• **SET TASK**
Copy out all lines in the data below containing the string "JSON".

• **DATA IN THIS EXERCISE**

'''

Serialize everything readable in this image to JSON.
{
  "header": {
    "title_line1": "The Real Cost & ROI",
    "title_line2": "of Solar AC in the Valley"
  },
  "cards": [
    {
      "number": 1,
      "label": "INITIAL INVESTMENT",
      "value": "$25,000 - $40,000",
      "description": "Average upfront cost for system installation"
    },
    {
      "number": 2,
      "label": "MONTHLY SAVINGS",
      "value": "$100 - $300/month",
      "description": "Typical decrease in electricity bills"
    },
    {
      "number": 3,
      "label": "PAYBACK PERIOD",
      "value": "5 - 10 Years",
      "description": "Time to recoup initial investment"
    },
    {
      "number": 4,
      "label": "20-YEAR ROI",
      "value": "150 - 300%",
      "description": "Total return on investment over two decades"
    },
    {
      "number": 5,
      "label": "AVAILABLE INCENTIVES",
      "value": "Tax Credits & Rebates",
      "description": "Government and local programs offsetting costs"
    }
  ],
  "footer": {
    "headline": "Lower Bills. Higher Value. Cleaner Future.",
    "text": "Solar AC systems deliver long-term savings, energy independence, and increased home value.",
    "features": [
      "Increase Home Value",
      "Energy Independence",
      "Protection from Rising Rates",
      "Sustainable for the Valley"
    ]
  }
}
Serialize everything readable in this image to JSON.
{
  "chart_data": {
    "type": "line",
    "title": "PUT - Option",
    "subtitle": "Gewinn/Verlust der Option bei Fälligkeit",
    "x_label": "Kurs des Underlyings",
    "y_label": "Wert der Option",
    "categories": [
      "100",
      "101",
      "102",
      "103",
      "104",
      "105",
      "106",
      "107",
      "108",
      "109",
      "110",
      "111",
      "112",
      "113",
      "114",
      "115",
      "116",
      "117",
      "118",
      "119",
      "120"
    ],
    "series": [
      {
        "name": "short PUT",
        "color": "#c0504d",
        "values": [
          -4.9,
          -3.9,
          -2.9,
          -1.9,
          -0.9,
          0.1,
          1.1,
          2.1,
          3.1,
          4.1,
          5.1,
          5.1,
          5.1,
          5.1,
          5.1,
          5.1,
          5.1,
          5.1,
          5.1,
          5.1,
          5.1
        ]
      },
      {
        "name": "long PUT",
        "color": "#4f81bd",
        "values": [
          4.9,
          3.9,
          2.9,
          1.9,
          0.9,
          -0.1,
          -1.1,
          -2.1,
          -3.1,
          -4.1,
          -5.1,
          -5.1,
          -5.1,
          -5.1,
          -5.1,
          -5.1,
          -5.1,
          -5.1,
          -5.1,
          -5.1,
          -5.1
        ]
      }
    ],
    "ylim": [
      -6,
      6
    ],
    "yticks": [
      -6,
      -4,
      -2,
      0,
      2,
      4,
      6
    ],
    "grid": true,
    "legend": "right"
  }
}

'''
'''

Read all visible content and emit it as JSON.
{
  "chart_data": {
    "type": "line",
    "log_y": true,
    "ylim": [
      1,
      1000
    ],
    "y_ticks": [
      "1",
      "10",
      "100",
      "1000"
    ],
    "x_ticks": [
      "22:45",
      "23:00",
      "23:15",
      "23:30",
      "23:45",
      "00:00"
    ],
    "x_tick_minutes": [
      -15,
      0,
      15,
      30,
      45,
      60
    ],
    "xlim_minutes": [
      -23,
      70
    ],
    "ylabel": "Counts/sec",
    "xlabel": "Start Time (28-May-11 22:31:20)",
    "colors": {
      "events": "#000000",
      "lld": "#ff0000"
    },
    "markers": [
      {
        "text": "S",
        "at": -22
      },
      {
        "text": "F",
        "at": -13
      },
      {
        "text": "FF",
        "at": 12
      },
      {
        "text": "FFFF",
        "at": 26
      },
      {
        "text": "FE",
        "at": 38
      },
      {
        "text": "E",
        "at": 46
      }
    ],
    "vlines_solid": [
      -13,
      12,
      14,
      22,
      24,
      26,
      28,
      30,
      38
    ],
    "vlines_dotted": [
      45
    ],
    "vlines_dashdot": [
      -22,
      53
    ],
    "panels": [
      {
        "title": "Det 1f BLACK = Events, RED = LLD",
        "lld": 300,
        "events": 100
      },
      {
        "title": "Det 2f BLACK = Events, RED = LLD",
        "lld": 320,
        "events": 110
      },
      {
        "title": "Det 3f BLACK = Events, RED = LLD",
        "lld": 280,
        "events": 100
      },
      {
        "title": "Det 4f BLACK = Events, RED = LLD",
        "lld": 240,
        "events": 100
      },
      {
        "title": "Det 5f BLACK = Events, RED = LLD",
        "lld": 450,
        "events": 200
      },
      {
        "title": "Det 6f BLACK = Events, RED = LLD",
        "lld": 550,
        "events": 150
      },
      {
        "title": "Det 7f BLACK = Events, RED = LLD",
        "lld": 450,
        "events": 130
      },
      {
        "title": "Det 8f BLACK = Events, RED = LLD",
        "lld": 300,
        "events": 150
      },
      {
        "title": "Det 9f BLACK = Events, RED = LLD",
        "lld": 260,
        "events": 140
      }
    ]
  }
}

'''
'''

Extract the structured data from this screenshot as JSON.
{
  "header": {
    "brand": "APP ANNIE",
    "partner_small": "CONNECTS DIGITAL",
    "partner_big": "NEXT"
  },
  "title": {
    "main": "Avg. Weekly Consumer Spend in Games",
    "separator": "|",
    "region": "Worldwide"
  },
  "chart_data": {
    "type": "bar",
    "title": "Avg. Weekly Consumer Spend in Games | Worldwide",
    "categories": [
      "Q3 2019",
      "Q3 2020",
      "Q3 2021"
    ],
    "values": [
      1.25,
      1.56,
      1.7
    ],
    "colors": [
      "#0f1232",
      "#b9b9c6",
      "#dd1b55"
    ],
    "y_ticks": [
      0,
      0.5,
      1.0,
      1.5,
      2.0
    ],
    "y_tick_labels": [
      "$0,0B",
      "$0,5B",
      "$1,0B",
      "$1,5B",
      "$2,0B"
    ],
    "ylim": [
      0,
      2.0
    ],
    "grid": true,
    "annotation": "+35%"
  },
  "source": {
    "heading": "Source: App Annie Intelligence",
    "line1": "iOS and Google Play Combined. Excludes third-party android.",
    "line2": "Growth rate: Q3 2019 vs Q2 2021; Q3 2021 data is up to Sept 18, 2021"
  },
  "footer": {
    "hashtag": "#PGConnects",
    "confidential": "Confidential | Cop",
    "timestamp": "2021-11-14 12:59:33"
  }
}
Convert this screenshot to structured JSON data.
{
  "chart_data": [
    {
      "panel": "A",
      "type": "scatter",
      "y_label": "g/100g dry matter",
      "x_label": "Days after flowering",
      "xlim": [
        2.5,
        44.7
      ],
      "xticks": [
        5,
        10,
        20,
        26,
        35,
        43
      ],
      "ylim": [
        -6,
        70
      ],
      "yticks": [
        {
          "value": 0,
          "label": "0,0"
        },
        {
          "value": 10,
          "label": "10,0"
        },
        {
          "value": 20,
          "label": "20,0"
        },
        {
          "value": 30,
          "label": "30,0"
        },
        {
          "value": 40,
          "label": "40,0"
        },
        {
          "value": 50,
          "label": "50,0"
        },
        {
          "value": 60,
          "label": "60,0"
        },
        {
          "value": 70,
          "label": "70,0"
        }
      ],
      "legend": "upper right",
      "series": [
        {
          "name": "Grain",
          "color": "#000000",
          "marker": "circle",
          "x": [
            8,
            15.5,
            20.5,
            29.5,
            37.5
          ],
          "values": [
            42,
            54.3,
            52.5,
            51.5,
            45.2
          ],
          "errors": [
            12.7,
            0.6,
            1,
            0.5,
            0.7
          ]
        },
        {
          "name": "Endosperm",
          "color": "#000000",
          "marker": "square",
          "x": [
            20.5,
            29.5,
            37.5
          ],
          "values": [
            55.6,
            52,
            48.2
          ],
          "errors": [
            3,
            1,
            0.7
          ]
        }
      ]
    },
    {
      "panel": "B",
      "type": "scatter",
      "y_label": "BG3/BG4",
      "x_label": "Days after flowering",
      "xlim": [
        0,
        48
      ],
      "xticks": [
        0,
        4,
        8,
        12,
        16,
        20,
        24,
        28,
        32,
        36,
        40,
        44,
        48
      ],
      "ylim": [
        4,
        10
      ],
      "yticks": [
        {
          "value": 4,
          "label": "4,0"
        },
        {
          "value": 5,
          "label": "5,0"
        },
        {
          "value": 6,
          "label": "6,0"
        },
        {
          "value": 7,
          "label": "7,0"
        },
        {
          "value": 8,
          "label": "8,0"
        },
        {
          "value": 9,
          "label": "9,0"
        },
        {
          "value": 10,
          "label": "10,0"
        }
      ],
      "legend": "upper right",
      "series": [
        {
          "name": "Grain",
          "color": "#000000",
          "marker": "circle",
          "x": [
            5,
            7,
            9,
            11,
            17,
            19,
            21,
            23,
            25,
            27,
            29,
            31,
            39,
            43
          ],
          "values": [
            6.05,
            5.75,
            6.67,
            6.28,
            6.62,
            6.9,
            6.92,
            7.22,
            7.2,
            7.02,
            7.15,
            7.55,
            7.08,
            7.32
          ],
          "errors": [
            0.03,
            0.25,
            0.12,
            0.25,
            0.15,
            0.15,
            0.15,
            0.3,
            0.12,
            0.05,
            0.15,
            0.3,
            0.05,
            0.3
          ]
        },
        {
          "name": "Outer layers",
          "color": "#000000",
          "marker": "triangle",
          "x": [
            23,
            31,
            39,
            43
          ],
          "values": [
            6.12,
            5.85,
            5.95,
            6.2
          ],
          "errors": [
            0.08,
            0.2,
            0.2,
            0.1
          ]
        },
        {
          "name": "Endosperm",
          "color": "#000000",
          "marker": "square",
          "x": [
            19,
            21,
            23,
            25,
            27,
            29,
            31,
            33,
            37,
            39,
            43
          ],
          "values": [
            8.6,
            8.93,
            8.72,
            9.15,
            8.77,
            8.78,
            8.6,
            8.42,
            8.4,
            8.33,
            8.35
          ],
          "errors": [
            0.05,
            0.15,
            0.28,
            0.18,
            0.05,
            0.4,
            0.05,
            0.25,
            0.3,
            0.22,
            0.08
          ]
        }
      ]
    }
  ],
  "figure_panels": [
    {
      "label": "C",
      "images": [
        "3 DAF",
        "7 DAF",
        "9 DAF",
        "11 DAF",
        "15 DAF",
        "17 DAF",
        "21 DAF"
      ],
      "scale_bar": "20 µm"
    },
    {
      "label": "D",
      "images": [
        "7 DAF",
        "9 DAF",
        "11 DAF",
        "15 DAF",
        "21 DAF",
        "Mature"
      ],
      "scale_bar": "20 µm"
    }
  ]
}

'''

• **WRITTEN ANSWER**
Serialize everything readable in this image to JSON.
Serialize everything readable in this image to JSON.
Read all visible content and emit it as JSON.
Extract the structured data from this screenshot as JSON.
Convert this screenshot to structured JSON data.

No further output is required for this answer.